[Recorded data]

○ ○ ○ ○ ○ ○ ○

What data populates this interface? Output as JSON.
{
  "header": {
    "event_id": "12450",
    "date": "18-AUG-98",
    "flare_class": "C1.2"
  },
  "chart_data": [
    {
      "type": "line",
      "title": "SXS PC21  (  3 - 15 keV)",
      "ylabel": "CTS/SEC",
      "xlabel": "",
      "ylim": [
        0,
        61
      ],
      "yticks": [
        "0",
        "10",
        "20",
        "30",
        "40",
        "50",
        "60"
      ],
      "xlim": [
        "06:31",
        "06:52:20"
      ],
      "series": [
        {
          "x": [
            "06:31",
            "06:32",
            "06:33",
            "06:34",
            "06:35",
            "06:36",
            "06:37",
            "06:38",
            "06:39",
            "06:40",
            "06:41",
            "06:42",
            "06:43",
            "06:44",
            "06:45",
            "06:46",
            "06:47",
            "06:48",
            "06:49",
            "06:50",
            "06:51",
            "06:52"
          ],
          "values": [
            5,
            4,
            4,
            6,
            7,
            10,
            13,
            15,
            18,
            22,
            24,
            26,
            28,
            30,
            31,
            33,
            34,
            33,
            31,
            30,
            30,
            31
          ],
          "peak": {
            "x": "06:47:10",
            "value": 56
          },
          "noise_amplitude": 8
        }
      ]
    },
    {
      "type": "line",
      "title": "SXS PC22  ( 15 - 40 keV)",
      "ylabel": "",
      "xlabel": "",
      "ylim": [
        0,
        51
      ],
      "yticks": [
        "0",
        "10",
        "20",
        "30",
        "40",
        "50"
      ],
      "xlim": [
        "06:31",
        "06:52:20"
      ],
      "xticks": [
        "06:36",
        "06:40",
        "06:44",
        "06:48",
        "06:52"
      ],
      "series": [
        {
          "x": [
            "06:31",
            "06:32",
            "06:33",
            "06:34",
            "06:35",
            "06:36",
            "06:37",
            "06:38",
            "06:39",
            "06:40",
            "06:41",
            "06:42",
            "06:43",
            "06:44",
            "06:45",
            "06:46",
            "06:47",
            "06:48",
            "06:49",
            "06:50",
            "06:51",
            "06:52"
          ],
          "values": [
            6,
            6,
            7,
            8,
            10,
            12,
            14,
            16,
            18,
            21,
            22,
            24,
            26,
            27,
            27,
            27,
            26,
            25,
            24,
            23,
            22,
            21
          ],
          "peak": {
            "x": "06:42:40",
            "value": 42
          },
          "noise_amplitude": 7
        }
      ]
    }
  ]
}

○ ○ ○ ○ ○ ○ ○

» **Problem details**: Extract the full set of entries word for word.

» **Task solution**:
What data populates this interface? Output as JSON.
{
  "header": {
    "event_id": "12450",
    "date": "18-AUG-98",
    "flare_class": "C1.2"
  },
  "chart_data": [
    {
      "type": "line",
      "title": "SXS PC21  (  3 - 15 keV)",
      "ylabel": "CTS/SEC",
      "xlabel": "",
      "ylim": [
        0,
        61
      ],
      "yticks": [
        "0",
        "10",
        "20",
        "30",
        "40",
        "50",
        "60"
      ],
      "xlim": [
        "06:31",
        "06:52:20"
      ],
      "series": [
        {
          "x": [
            "06:31",
            "06:32",
            "06:33",
            "06:34",
            "06:35",
            "06:36",
            "06:37",
            "06:38",
            "06:39",
            "06:40",
            "06:41",
            "06:42",
            "06:43",
            "06:44",
            "06:45",
            "06:46",
            "06:47",
            "06:48",
            "06:49",
            "06:50",
            "06:51",
            "06:52"
          ],
          "values": [
            5,
            4,
            4,
            6,
            7,
            10,
            13,
            15,
            18,
            22,
            24,
            26,
            28,
            30,
            31,
            33,
            34,
            33,
            31,
            30,
            30,
            31
          ],
          "peak": {
            "x": "06:47:10",
            "value": 56
          },
          "noise_amplitude": 8
        }
      ]
    },
    {
      "type": "line",
      "title": "SXS PC22  ( 15 - 40 keV)",
      "ylabel": "",
      "xlabel": "",
      "ylim": [
        0,
        51
      ],
      "yticks": [
        "0",
        "10",
        "20",
        "30",
        "40",
        "50"
      ],
      "xlim": [
        "06:31",
        "06:52:20"
      ],
      "xticks": [
        "06:36",
        "06:40",
        "06:44",
        "06:48",
        "06:52"
      ],
      "series": [
        {
          "x": [
            "06:31",
            "06:32",
            "06:33",
            "06:34",
            "06:35",
            "06:36",
            "06:37",
            "06:38",
            "06:39",
            "06:40",
            "06:41",
            "06:42",
            "06:43",
            "06:44",
            "06:45",
            "06:46",
            "06:47",
            "06:48",
            "06:49",
            "06:50",
            "06:51",
            "06:52"
          ],
          "values": [
            6,
            6,
            7,
            8,
            10,
            12,
            14,
            16,
            18,
            21,
            22,
            24,
            26,
            27,
            27,
            27,
            26,
            25,
            24,
            23,
            22,
            21
          ],
          "peak": {
            "x": "06:42:40",
            "value": 42
          },
          "noise_amplitude": 7
        }
      ]
    }
  ]
}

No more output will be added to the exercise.